Collect all lines from the listing that include the string "πρὸς".

Dataset records:
+--
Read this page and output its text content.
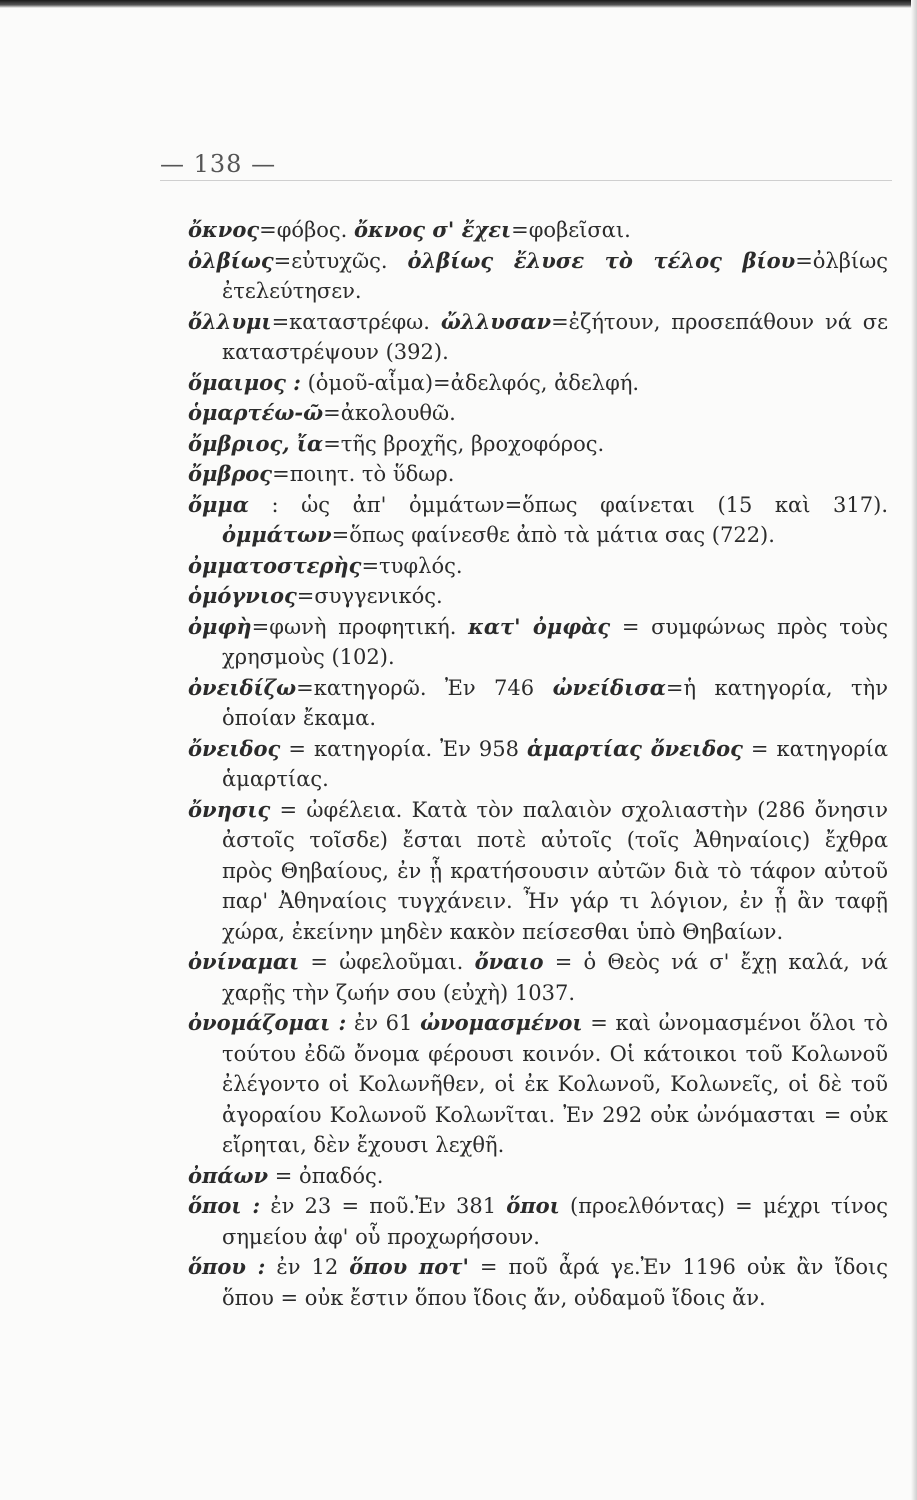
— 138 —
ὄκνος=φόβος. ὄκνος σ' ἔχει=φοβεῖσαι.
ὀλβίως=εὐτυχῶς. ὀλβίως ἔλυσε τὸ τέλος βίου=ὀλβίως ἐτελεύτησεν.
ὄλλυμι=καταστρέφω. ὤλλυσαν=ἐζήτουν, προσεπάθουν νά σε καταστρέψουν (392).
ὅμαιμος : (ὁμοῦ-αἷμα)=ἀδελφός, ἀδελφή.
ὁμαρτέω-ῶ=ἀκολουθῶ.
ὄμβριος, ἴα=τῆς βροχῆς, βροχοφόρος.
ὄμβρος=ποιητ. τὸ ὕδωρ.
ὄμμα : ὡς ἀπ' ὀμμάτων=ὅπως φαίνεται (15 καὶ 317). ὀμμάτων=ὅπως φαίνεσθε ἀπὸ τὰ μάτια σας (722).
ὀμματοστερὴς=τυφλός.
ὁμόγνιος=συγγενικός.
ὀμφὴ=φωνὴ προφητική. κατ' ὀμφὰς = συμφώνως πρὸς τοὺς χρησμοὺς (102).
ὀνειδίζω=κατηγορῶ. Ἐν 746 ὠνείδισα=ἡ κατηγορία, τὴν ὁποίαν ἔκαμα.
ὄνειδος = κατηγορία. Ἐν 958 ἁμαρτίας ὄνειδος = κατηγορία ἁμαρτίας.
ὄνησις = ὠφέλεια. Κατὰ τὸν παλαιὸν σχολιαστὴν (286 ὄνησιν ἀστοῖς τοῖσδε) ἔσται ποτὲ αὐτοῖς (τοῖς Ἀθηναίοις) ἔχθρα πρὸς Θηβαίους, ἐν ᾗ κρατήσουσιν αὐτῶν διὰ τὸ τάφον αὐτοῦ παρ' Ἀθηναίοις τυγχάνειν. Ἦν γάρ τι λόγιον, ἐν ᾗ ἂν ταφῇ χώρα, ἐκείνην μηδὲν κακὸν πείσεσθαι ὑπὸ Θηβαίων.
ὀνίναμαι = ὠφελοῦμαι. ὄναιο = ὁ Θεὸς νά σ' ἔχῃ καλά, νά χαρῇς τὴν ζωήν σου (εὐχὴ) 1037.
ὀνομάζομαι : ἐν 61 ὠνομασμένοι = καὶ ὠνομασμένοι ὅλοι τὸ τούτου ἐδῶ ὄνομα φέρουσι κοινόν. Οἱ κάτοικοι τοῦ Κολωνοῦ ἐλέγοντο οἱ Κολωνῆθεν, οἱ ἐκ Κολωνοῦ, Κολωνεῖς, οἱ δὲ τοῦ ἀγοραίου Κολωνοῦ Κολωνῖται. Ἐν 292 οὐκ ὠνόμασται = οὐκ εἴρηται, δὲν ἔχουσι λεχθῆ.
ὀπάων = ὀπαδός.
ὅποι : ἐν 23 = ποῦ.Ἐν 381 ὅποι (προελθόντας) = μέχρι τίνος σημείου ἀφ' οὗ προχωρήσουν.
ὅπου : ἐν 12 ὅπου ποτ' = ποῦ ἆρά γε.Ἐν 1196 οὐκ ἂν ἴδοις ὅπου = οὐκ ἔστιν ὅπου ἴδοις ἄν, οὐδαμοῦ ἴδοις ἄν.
+--
■ Full response
ὀμφὴ=φωνὴ προφητική. κατ' ὀμφὰς = συμφώνως πρὸς τοὺς χρησμοὺς (102).
ὄνησις = ὠφέλεια. Κατὰ τὸν παλαιὸν σχολιαστὴν (286 ὄνησιν ἀστοῖς τοῖσδε) ἔσται ποτὲ αὐτοῖς (τοῖς Ἀθηναίοις) ἔχθρα πρὸς Θηβαίους, ἐν ᾗ κρατήσουσιν αὐτῶν διὰ τὸ τάφον αὐτοῦ παρ' Ἀθηναίοις τυγχάνειν. Ἦν γάρ τι λόγιον, ἐν ᾗ ἂν ταφῇ χώρα, ἐκείνην μηδὲν κακὸν πείσεσθαι ὑπὸ Θηβαίων.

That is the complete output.